§ **DESCRIPTION OF THE TASK**: Pictures appear in the records below; write out everything else exactly.

§ **DATA SHOWN**:
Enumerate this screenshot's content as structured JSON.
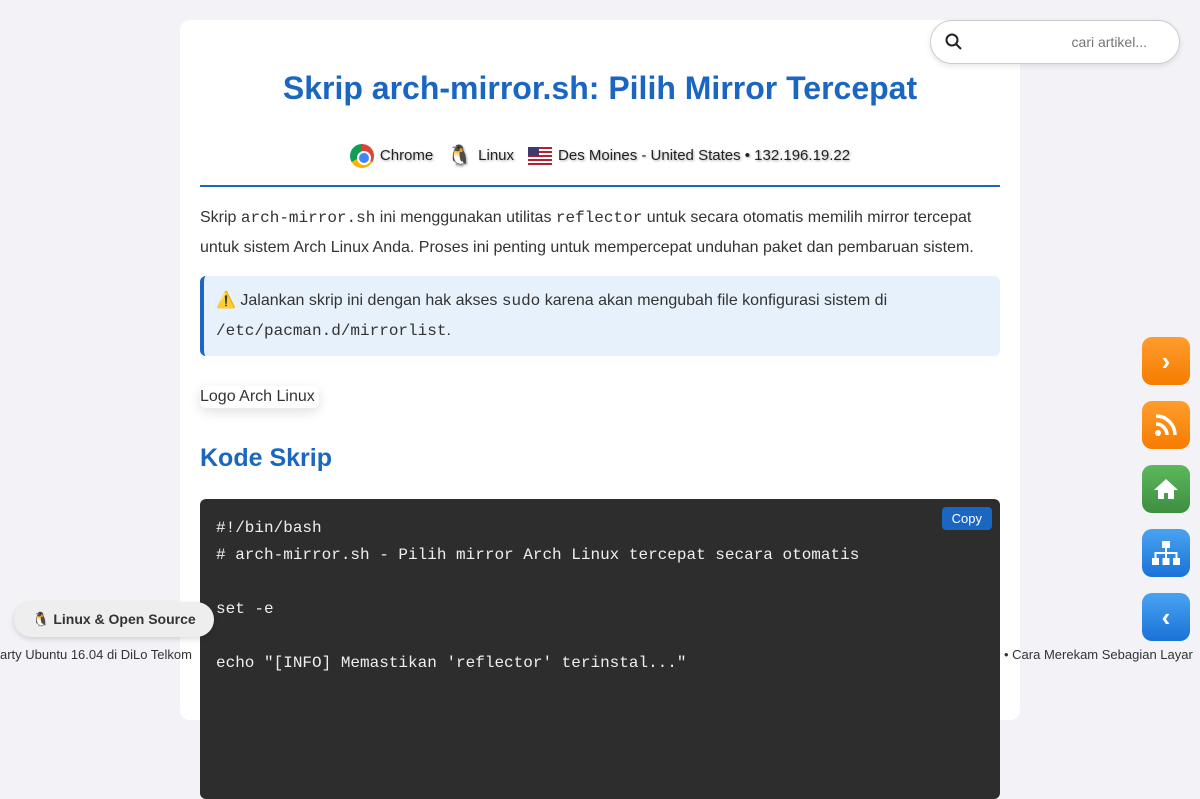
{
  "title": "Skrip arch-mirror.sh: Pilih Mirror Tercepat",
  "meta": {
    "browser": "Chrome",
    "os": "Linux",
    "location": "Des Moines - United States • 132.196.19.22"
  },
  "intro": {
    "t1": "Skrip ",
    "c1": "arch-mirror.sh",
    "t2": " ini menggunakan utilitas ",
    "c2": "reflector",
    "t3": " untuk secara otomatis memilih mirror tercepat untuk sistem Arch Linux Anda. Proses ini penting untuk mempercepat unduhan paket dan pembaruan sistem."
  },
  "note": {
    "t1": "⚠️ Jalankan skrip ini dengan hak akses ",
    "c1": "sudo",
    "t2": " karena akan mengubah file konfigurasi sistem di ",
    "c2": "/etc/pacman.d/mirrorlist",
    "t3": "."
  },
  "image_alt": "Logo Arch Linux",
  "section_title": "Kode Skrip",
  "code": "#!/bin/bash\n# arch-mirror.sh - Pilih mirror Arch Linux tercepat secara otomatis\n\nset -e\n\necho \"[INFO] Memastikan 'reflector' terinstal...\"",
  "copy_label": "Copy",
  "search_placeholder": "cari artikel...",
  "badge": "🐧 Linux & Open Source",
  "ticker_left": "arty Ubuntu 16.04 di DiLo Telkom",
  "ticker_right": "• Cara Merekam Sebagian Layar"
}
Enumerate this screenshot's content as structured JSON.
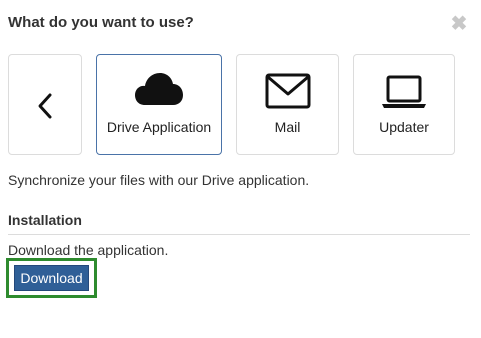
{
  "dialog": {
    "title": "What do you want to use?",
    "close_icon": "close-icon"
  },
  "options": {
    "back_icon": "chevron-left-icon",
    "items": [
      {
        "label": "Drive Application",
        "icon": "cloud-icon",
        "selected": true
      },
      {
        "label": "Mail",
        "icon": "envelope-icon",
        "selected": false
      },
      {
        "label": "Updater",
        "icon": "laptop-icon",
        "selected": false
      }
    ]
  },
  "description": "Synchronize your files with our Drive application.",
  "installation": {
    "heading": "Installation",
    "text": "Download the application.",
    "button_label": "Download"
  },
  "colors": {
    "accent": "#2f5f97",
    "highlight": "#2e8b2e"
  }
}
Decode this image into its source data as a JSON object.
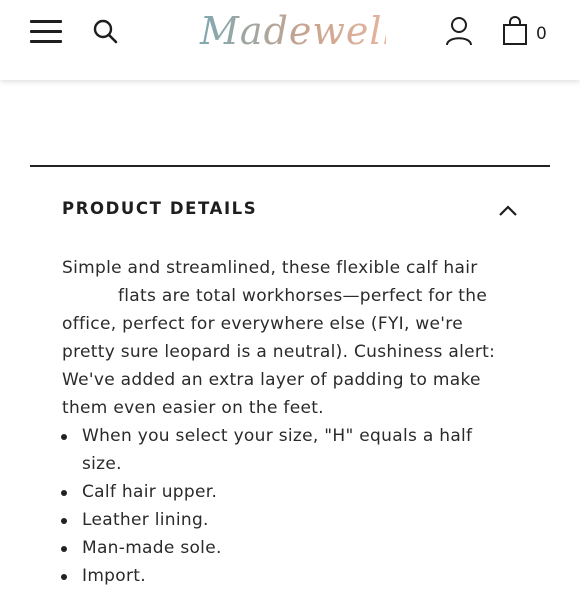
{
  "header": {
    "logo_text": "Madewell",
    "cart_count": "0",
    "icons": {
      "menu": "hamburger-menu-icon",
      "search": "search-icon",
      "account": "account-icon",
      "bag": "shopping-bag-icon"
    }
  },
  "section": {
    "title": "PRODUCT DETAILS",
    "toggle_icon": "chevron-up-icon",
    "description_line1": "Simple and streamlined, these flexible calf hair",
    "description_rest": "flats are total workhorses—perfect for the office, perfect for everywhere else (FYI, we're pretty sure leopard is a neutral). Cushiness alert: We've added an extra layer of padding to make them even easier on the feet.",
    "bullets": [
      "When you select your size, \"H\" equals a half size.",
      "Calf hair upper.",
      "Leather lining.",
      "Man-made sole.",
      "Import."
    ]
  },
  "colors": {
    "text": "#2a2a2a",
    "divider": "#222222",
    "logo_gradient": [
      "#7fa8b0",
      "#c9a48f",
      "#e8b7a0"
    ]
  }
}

§ **SOLUTION TO THE PROBLEM**:
Enumerate this screenshot's content as structured JSON.
{
  "title": "Skrip arch-mirror.sh: Pilih Mirror Tercepat",
  "meta": {
    "browser": "Chrome",
    "os": "Linux",
    "location": "Des Moines - United States • 132.196.19.22"
  },
  "intro": {
    "t1": "Skrip ",
    "c1": "arch-mirror.sh",
    "t2": " ini menggunakan utilitas ",
    "c2": "reflector",
    "t3": " untuk secara otomatis memilih mirror tercepat untuk sistem Arch Linux Anda. Proses ini penting untuk mempercepat unduhan paket dan pembaruan sistem."
  },
  "note": {
    "t1": "⚠️ Jalankan skrip ini dengan hak akses ",
    "c1": "sudo",
    "t2": " karena akan mengubah file konfigurasi sistem di ",
    "c2": "/etc/pacman.d/mirrorlist",
    "t3": "."
  },
  "image_alt": "Logo Arch Linux",
  "section_title": "Kode Skrip",
  "code": "#!/bin/bash\n# arch-mirror.sh - Pilih mirror Arch Linux tercepat secara otomatis\n\nset -e\n\necho \"[INFO] Memastikan 'reflector' terinstal...\"",
  "copy_label": "Copy",
  "search_placeholder": "cari artikel...",
  "badge": "🐧 Linux & Open Source",
  "ticker_left": "arty Ubuntu 16.04 di DiLo Telkom",
  "ticker_right": "• Cara Merekam Sebagian Layar"
}
Enumerate this screenshot's content as structured JSON.
{
  "dialog": {
    "title": "What do you want to use?",
    "close_icon": "close-icon"
  },
  "options": {
    "back_icon": "chevron-left-icon",
    "items": [
      {
        "label": "Drive Application",
        "icon": "cloud-icon",
        "selected": true
      },
      {
        "label": "Mail",
        "icon": "envelope-icon",
        "selected": false
      },
      {
        "label": "Updater",
        "icon": "laptop-icon",
        "selected": false
      }
    ]
  },
  "description": "Synchronize your files with our Drive application.",
  "installation": {
    "heading": "Installation",
    "text": "Download the application.",
    "button_label": "Download"
  },
  "colors": {
    "accent": "#2f5f97",
    "highlight": "#2e8b2e"
  }
}
Decode this image into its source data as a JSON object.
{
  "header": {
    "logo_text": "Madewell",
    "cart_count": "0",
    "icons": {
      "menu": "hamburger-menu-icon",
      "search": "search-icon",
      "account": "account-icon",
      "bag": "shopping-bag-icon"
    }
  },
  "section": {
    "title": "PRODUCT DETAILS",
    "toggle_icon": "chevron-up-icon",
    "description_line1": "Simple and streamlined, these flexible calf hair",
    "description_rest": "flats are total workhorses—perfect for the office, perfect for everywhere else (FYI, we're pretty sure leopard is a neutral). Cushiness alert: We've added an extra layer of padding to make them even easier on the feet.",
    "bullets": [
      "When you select your size, \"H\" equals a half size.",
      "Calf hair upper.",
      "Leather lining.",
      "Man-made sole.",
      "Import."
    ]
  },
  "colors": {
    "text": "#2a2a2a",
    "divider": "#222222",
    "logo_gradient": [
      "#7fa8b0",
      "#c9a48f",
      "#e8b7a0"
    ]
  }
}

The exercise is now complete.